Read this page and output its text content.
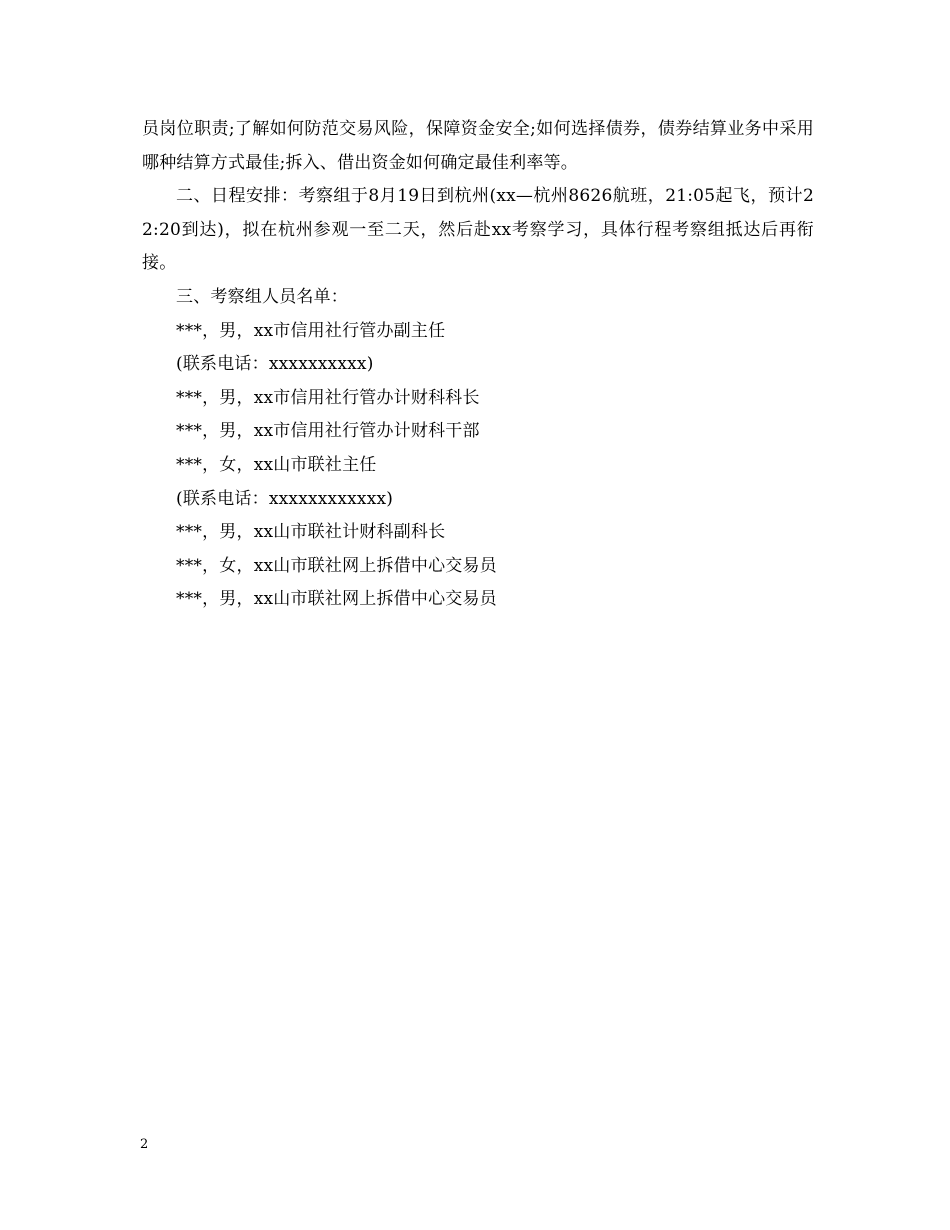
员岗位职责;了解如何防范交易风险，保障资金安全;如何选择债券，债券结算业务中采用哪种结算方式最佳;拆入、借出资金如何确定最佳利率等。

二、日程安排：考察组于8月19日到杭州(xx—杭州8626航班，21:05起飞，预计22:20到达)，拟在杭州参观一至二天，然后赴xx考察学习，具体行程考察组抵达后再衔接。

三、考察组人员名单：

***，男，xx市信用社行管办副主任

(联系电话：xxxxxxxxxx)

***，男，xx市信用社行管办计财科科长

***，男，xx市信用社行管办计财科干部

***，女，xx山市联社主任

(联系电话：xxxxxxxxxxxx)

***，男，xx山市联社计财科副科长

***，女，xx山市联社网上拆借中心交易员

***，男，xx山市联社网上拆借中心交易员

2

-------

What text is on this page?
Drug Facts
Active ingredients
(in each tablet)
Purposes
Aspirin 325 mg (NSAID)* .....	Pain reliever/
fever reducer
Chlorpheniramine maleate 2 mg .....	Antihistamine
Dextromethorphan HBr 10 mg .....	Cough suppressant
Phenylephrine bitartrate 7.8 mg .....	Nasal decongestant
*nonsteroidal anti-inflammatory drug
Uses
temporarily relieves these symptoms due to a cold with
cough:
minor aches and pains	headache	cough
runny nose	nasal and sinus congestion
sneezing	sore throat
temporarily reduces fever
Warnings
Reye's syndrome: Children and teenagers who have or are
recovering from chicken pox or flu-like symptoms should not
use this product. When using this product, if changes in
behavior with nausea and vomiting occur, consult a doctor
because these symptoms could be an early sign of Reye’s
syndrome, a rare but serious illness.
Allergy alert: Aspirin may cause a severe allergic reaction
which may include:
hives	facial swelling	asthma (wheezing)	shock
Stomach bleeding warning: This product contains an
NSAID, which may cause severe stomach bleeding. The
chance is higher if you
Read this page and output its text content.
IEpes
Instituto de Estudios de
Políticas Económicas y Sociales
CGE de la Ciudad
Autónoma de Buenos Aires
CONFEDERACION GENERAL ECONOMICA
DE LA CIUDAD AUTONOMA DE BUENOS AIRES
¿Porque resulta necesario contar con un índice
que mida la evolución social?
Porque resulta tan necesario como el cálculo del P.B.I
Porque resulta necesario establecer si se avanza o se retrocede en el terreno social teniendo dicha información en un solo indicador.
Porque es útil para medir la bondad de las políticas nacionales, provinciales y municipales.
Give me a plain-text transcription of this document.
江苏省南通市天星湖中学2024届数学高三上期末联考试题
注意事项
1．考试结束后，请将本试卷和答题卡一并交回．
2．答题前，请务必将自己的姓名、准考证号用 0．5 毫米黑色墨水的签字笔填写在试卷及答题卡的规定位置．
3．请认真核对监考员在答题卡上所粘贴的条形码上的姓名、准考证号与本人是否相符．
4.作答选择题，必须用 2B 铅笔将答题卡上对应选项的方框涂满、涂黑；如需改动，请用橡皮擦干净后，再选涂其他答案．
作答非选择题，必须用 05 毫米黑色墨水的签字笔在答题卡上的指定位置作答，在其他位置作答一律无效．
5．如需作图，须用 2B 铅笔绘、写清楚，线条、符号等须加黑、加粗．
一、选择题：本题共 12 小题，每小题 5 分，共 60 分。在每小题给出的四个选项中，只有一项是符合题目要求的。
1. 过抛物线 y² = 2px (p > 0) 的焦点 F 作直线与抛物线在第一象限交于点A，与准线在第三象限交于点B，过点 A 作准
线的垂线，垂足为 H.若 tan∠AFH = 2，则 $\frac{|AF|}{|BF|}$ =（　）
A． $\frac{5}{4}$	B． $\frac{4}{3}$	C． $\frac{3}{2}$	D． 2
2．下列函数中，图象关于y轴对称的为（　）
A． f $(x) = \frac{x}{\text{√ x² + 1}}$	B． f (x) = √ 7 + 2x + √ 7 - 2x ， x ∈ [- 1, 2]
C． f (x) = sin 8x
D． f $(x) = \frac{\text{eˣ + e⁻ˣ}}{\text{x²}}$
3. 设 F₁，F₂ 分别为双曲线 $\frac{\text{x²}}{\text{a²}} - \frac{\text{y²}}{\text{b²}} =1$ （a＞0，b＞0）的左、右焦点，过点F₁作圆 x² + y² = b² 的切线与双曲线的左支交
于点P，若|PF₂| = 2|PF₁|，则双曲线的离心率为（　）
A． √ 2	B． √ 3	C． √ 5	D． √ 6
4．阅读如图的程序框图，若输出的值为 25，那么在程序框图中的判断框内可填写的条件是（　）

-------

Exercise requirements:
Determine how many lines in the data above contain the string "Porque". Give nothing except the number.

Result of the exercise:
4